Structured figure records

==============================

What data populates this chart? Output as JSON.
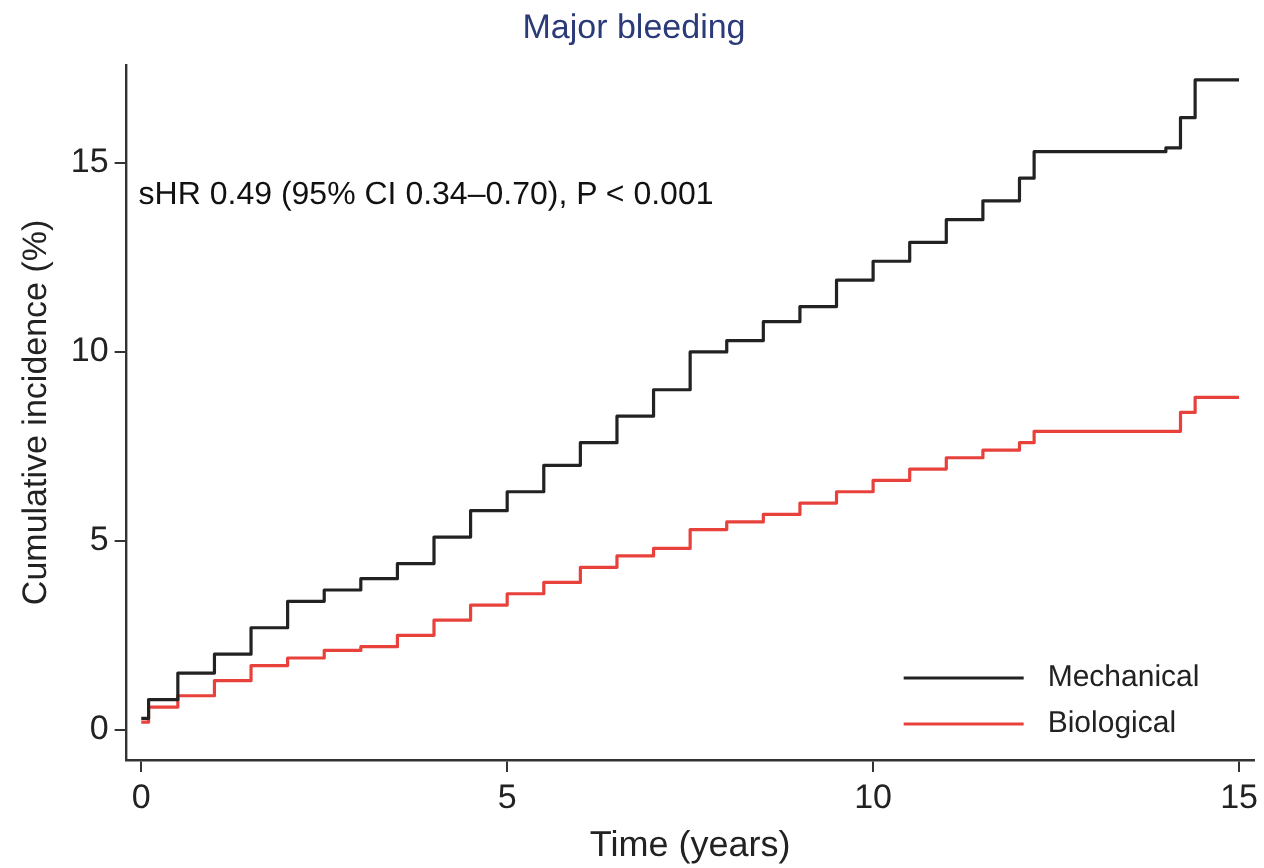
{
  "chart_data": {
    "type": "step",
    "title": "Major bleeding",
    "xlabel": "Time (years)",
    "ylabel": "Cumulative incidence (%)",
    "annotations": [
      "sHR 0.49 (95% CI 0.34–0.70), P < 0.001"
    ],
    "xlim": [
      -0.2,
      15.2
    ],
    "xticks": [
      0,
      5,
      10,
      15
    ],
    "ylim": [
      -0.8,
      17.6
    ],
    "yticks": [
      0,
      5,
      10,
      15
    ],
    "grid": false,
    "legend": "bottom right",
    "line_style": "solid",
    "marker": "none",
    "series": [
      {
        "name": "Mechanical",
        "color": "#222222",
        "x": [
          0,
          0.1,
          0.5,
          1,
          1.5,
          2,
          2.5,
          3,
          3.5,
          4,
          4.5,
          5,
          5.5,
          6,
          6.5,
          7,
          7.5,
          8,
          8.5,
          9,
          9.5,
          10,
          10.5,
          11,
          11.5,
          12,
          12.2,
          14,
          14.2,
          14.4,
          15
        ],
        "values": [
          0.3,
          0.8,
          1.5,
          2.0,
          2.7,
          3.4,
          3.7,
          4.0,
          4.4,
          5.1,
          5.8,
          6.3,
          7.0,
          7.6,
          8.3,
          9.0,
          10.0,
          10.3,
          10.8,
          11.2,
          11.9,
          12.4,
          12.9,
          13.5,
          14.0,
          14.6,
          15.3,
          15.4,
          16.2,
          17.2,
          17.2
        ]
      },
      {
        "name": "Biological",
        "color": "#e8413c",
        "x": [
          0,
          0.1,
          0.5,
          1,
          1.5,
          2,
          2.5,
          3,
          3.5,
          4,
          4.5,
          5,
          5.5,
          6,
          6.5,
          7,
          7.5,
          8,
          8.5,
          9,
          9.5,
          10,
          10.5,
          11,
          11.5,
          12,
          12.2,
          14,
          14.2,
          14.4,
          15
        ],
        "values": [
          0.2,
          0.6,
          0.9,
          1.3,
          1.7,
          1.9,
          2.1,
          2.2,
          2.5,
          2.9,
          3.3,
          3.6,
          3.9,
          4.3,
          4.6,
          4.8,
          5.3,
          5.5,
          5.7,
          6.0,
          6.3,
          6.6,
          6.9,
          7.2,
          7.4,
          7.6,
          7.9,
          7.9,
          8.4,
          8.8,
          8.8
        ]
      }
    ]
  }
}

==============================

• [Short problem] Leave the images out and output the remaining material exactly as it stands.

• [Solution]
What data populates this chart? Output as JSON.
{
  "chart_data": {
    "type": "step",
    "title": "Major bleeding",
    "xlabel": "Time (years)",
    "ylabel": "Cumulative incidence (%)",
    "annotations": [
      "sHR 0.49 (95% CI 0.34–0.70), P < 0.001"
    ],
    "xlim": [
      -0.2,
      15.2
    ],
    "xticks": [
      0,
      5,
      10,
      15
    ],
    "ylim": [
      -0.8,
      17.6
    ],
    "yticks": [
      0,
      5,
      10,
      15
    ],
    "grid": false,
    "legend": "bottom right",
    "line_style": "solid",
    "marker": "none",
    "series": [
      {
        "name": "Mechanical",
        "color": "#222222",
        "x": [
          0,
          0.1,
          0.5,
          1,
          1.5,
          2,
          2.5,
          3,
          3.5,
          4,
          4.5,
          5,
          5.5,
          6,
          6.5,
          7,
          7.5,
          8,
          8.5,
          9,
          9.5,
          10,
          10.5,
          11,
          11.5,
          12,
          12.2,
          14,
          14.2,
          14.4,
          15
        ],
        "values": [
          0.3,
          0.8,
          1.5,
          2.0,
          2.7,
          3.4,
          3.7,
          4.0,
          4.4,
          5.1,
          5.8,
          6.3,
          7.0,
          7.6,
          8.3,
          9.0,
          10.0,
          10.3,
          10.8,
          11.2,
          11.9,
          12.4,
          12.9,
          13.5,
          14.0,
          14.6,
          15.3,
          15.4,
          16.2,
          17.2,
          17.2
        ]
      },
      {
        "name": "Biological",
        "color": "#e8413c",
        "x": [
          0,
          0.1,
          0.5,
          1,
          1.5,
          2,
          2.5,
          3,
          3.5,
          4,
          4.5,
          5,
          5.5,
          6,
          6.5,
          7,
          7.5,
          8,
          8.5,
          9,
          9.5,
          10,
          10.5,
          11,
          11.5,
          12,
          12.2,
          14,
          14.2,
          14.4,
          15
        ],
        "values": [
          0.2,
          0.6,
          0.9,
          1.3,
          1.7,
          1.9,
          2.1,
          2.2,
          2.5,
          2.9,
          3.3,
          3.6,
          3.9,
          4.3,
          4.6,
          4.8,
          5.3,
          5.5,
          5.7,
          6.0,
          6.3,
          6.6,
          6.9,
          7.2,
          7.4,
          7.6,
          7.9,
          7.9,
          8.4,
          8.8,
          8.8
        ]
      }
    ]
  }
}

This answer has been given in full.